→ Questions on the material:
1. According to the caspase expression text, in which groups was there no Pro-caspase-3 expression?
2. Decide whether each statement agrees with the caspase expression text. Answer yes or no for each, and quote the deciding words. (a) The difference in caspase-8 expression between tumor grades was statistically significant. (b) Cytoplasm Pro-caspase-3 expression fell from well differentiated to moderately and poorly differentiated tumors. (c) Caspases are synthesized as pro-caspases.
3. Resume the caspase expression text after its last sentence and continue it.

→ Source text:

^^^^^^^^

There was absence of Pro-caspase-3 expression in control and adjacent normal-dysplasia group. A significant increase in cytoplasm expression of Pro-caspase-3 as compared to nuclear expression was observed in tumor area (P<0.001) (Table 3 and Figure 3).

Figure 3: Expression of Pro-caspase-3 (nucleus and cytoplasm) in squamous cell carcinoma of oro-pharyngeal region (Immunohistochemistry 100x).

In the overall picture the cytoplasm expression of Pro-caspase-3 was significantly higher than Caspase-8 positivity in nucleus and cytoplasm in tumor area (Table 4).

Table 4: Comparison of Pro-caspase-3 and Caspase-8 expressions in tumor-group.

The comparison of cytoplasm and nuclear caspase-8 expression between tumor grades was statistically insignificant. A significant decrease in cytoplasm Pro-caspase-3 expression from well differentiated to moderately differentiated and poorly differentiated was observed.

Discussion

Apoptosis is a physiological phenomenon, in which activated caspases cleave vital proteins to execute cell death (Kumar S, 1999; McIlwain DR, 2013). They are synthesized as pro-caspases and they serve as the cytoplasmic regulator of apoptosis, conversely after being activated, they are translocated to other intracellular compartments, such as the Endoplasmic Reticulum (ER) and the nucleus (Shikama Y et al., 2001).

^^^^^^^^

→ Data under study:
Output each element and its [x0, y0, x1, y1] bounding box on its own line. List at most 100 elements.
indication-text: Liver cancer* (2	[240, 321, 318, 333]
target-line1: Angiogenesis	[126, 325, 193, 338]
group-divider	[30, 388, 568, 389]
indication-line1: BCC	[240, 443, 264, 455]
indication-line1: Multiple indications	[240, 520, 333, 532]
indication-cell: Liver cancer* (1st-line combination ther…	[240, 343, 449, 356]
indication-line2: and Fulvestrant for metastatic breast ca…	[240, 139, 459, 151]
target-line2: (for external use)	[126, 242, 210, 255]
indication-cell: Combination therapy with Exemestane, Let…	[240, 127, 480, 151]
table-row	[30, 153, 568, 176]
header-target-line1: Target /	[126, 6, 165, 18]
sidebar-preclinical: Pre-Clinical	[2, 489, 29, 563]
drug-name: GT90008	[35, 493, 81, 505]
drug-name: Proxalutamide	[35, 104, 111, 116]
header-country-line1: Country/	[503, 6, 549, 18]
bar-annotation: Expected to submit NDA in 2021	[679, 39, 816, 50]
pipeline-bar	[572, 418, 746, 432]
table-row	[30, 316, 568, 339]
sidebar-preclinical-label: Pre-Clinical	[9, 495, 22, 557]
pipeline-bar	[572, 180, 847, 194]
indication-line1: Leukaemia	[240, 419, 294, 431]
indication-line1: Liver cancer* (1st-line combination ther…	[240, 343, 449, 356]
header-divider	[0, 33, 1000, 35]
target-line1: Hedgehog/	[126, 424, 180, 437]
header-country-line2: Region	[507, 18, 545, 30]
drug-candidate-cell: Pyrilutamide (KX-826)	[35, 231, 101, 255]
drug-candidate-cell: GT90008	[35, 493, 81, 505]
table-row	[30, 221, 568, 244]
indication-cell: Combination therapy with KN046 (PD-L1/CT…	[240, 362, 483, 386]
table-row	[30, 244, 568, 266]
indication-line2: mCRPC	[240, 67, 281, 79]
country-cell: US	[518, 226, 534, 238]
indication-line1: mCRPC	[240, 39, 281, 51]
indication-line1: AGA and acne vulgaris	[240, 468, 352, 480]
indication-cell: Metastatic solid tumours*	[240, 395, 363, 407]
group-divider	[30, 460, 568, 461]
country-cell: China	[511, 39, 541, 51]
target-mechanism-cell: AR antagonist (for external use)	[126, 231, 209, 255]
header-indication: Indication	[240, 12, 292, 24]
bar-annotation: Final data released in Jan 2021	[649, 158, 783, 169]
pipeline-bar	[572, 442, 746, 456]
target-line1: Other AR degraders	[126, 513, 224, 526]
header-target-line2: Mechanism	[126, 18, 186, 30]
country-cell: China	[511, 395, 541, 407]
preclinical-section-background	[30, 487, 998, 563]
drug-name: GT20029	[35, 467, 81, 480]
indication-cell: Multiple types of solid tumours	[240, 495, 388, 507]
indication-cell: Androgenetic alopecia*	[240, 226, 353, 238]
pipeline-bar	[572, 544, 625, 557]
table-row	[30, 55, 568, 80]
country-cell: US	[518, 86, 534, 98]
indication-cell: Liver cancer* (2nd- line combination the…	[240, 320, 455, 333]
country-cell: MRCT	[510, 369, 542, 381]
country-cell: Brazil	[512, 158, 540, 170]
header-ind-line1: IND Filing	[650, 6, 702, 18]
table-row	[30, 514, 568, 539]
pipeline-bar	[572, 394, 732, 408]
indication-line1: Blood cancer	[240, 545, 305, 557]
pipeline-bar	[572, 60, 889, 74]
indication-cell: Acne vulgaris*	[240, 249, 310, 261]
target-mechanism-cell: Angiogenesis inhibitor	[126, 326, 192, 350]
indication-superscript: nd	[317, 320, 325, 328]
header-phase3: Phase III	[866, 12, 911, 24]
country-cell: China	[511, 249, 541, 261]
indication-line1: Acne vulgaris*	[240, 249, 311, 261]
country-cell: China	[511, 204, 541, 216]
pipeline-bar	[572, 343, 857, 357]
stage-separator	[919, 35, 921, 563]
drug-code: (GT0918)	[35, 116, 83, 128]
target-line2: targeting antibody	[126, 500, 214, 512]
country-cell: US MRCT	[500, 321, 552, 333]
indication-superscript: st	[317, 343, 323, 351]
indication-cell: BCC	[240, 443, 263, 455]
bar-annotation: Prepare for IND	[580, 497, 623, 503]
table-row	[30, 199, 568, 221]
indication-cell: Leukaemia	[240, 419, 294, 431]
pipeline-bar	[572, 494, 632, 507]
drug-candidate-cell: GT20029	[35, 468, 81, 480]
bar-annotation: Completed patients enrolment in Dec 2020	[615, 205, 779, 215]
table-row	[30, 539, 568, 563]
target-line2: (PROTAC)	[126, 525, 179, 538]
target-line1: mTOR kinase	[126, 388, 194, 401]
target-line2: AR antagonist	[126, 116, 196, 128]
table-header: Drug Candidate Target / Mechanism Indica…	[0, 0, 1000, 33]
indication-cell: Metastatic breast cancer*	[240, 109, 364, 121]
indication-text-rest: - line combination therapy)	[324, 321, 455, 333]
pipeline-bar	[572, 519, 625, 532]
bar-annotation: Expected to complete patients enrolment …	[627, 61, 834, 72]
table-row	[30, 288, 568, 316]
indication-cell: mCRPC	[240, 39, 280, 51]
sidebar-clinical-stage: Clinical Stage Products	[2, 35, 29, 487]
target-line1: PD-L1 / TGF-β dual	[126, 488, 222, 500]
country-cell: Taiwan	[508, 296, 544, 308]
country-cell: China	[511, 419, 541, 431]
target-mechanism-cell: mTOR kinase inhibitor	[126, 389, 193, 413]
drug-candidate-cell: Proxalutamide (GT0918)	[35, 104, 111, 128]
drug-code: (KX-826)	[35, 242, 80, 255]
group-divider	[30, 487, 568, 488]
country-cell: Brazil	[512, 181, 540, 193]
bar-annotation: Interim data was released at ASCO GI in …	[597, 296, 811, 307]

^^^^^^^^

→ Results for each task:
1. The control group and the adjacent normal-dysplasia group.

2.
(a) No: "The comparison of cytoplasm and nuclear caspase-8 expression between tumor grades was statistically insignificant."
(b) Yes: "A significant decrease in cytoplasm Pro-caspase-3 expression from well differentiated to moderately differentiated and poorly differentiated was observed."
(c) Yes: "They are synthesized as pro-caspases"

3.
Caspase play main role in apoptosis however its association with malignant transformation and prognosis is controversial. Low expression levels or inactivation of caspases has been reported in cancer cells which quit possibly makes the cells resistant to environmental stresses and treatments (Xerri L et al., 1997; Winter RN et al., 2001; Nakopoulou L, et al., 2001). On the other hand, the over expression of caspases may release growth-stimulating signals that assist the non-apoptotic tumor cells to proliferate and survive under stress conditions (Estrov Z, et al., 1998). We studied change in the expression of Caspase-3 and Caspase-8 in cellular areas like cytoplasm and nucleus of tumor, adjacent regions like dysplasia and normal epithelium of oro-pharyngeal carcinoma.

Caspase-8 plays an important role in transmitting signals from, death receptors to intracellular pro-apoptotic proteins (Declercq W et al., 2009). On the other hand its role in tumor progression is contentious. Decline in Caspase-8 expression was observed in neuroblastoma (Barbero S, et al., 2009) and neuroendocrine lung tumors, (Harada K, et al., 2002) it is also associated with a poor prognosis in ovarian cancer (Kim M et al., 2016) and hepatocellular (Frisch SM, 2008) carcinoma. Conversely high Caspase-8 expression has been observed in many different carcinomas (Frisch SM, 2008; Helfer B, et al., 2006) including head and neck squamous cell carcinoma.

In our study we observed a insignificant decrease in cytoplasm expression of Caspase-8 in tumor areas as compared to controls, but significant increase, in contrast to adjacent dysplasia and normal epithelium. The significant increase in Caspase-8 expression indicated possibly promotion of tumor cells mortality resulting in improvement of prognosis.

It is established that apoptosis is triggered via activation of death receptors by Caspase-8 present in cytoplasm however its nuclear translocation has not been studied in detail. Apoptotic neurons studies have indicated that Caspase-8 may be involved in the cleavage of DNA repair enzyme PARP2 in nucleus (Benchoua A, et al., 2002). In addition to cytoplasmic, many studies have reported nuclear localization of Caspase-8 in cancer cells, signifying a possible non-apoptotic function of Caspase-8 in malignancy (Barbero S, et al., 2008).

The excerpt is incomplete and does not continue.